Gather every line that includes the word "text", please.

**Recorded information**
******

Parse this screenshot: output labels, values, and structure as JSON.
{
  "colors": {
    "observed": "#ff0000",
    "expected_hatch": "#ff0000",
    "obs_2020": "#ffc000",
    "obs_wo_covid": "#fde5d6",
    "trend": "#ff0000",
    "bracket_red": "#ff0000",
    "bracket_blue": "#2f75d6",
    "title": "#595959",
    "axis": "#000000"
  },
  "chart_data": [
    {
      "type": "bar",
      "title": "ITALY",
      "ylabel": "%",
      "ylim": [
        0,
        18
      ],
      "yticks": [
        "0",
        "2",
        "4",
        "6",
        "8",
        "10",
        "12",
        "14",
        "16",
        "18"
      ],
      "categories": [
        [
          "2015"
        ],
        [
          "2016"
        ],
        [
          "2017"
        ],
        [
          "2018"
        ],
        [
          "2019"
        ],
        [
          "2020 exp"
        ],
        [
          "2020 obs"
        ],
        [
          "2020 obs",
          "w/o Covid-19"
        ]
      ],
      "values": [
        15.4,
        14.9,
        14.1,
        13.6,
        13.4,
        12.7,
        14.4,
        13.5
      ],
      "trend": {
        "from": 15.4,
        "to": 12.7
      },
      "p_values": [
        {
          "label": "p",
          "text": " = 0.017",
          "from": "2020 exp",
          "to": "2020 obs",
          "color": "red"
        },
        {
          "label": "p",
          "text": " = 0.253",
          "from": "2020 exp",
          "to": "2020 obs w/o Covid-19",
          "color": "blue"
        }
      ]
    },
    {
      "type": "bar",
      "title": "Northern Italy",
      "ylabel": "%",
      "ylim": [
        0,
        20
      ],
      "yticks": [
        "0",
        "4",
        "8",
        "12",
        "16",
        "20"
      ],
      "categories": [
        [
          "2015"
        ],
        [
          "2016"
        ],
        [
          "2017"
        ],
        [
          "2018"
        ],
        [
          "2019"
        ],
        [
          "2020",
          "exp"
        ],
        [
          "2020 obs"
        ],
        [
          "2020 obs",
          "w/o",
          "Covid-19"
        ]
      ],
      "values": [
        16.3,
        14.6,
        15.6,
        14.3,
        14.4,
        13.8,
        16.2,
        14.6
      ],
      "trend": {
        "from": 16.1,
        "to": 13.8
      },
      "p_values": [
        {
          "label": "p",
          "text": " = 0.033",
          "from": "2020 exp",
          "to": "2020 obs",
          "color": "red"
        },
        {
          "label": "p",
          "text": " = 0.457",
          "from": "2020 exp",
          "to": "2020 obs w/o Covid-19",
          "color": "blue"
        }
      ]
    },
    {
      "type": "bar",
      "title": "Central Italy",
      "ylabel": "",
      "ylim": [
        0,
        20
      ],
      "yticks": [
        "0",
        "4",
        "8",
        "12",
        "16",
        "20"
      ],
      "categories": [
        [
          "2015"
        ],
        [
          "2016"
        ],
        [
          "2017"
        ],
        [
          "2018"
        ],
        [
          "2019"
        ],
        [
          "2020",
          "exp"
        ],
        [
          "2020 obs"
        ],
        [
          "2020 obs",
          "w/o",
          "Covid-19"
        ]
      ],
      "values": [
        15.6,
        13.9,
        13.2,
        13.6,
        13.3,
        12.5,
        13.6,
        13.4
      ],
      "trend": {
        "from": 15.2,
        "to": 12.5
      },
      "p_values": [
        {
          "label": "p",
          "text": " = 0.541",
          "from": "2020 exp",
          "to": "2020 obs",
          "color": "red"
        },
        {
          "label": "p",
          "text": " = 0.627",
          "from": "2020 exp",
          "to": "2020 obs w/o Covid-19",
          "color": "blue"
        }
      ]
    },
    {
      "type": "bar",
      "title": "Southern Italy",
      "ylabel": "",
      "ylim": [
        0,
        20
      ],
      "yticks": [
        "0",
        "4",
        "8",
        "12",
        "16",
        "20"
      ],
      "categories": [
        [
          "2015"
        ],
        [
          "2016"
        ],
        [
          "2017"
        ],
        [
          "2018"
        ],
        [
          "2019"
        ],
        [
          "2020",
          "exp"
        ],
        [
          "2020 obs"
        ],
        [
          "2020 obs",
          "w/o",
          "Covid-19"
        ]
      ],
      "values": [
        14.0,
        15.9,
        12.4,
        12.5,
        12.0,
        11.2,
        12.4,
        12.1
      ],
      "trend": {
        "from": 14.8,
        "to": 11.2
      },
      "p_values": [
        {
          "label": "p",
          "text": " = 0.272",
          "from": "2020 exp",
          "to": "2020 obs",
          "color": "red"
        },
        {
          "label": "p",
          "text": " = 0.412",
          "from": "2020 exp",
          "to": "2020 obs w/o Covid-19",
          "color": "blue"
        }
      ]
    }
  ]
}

******

**Final result**
          "text": " = 0.017",
          "text": " = 0.253",
          "text": " = 0.033",
          "text": " = 0.457",
          "text": " = 0.541",
          "text": " = 0.627",
          "text": " = 0.272",
          "text": " = 0.412",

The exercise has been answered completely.